§ **Task goal**:
Pull every "养老目标FOF" line out of the data below.

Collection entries
++++
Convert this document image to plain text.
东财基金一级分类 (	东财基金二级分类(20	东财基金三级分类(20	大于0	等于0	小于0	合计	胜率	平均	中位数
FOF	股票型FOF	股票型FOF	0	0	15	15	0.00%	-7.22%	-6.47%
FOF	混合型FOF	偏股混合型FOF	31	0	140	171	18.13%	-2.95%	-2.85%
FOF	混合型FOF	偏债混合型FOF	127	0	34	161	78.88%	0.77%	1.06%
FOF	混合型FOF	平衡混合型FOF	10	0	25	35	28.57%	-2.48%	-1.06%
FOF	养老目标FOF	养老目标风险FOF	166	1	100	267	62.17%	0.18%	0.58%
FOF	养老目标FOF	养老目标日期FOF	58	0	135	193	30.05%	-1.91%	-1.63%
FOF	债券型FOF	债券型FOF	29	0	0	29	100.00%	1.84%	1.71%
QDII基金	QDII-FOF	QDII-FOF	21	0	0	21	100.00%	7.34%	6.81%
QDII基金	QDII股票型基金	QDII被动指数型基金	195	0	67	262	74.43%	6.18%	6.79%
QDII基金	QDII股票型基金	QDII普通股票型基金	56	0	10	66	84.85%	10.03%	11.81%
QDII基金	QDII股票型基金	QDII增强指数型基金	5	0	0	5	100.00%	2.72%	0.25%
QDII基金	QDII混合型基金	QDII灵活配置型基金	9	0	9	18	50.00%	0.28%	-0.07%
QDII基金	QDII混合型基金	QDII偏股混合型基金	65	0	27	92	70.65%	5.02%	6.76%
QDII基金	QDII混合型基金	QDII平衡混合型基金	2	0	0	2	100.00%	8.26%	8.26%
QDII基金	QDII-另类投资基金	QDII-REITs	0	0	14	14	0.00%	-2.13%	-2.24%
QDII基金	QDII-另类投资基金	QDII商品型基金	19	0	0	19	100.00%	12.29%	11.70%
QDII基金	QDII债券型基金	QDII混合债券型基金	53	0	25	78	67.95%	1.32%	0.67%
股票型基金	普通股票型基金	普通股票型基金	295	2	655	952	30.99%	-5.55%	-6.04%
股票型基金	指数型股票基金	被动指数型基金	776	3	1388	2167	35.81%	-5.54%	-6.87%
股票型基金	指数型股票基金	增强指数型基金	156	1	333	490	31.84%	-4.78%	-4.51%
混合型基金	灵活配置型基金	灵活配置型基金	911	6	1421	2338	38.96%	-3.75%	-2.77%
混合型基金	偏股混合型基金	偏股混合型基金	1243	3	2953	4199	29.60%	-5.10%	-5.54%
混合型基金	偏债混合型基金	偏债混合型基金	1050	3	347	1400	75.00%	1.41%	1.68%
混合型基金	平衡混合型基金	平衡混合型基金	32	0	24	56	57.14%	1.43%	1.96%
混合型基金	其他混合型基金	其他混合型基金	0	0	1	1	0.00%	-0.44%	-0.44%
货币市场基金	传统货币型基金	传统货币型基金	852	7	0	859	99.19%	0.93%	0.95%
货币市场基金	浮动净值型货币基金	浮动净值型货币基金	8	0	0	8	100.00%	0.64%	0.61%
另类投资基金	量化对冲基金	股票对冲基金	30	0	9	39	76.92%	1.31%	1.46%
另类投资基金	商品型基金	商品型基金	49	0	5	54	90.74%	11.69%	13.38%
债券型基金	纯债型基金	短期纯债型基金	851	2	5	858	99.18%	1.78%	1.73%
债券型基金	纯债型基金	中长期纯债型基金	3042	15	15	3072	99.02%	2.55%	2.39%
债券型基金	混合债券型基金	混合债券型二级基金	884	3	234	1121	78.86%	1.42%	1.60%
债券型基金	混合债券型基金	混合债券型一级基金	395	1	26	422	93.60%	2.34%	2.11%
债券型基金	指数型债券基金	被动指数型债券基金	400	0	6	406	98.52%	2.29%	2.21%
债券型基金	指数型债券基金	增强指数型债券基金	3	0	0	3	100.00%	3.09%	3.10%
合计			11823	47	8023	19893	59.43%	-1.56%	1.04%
++++
§ **Completed task**:
FOF	养老目标FOF	养老目标风险FOF	166	1	100	267	62.17%	0.18%	0.58%
FOF	养老目标FOF	养老目标日期FOF	58	0	135	193	30.05%	-1.91%	-1.63%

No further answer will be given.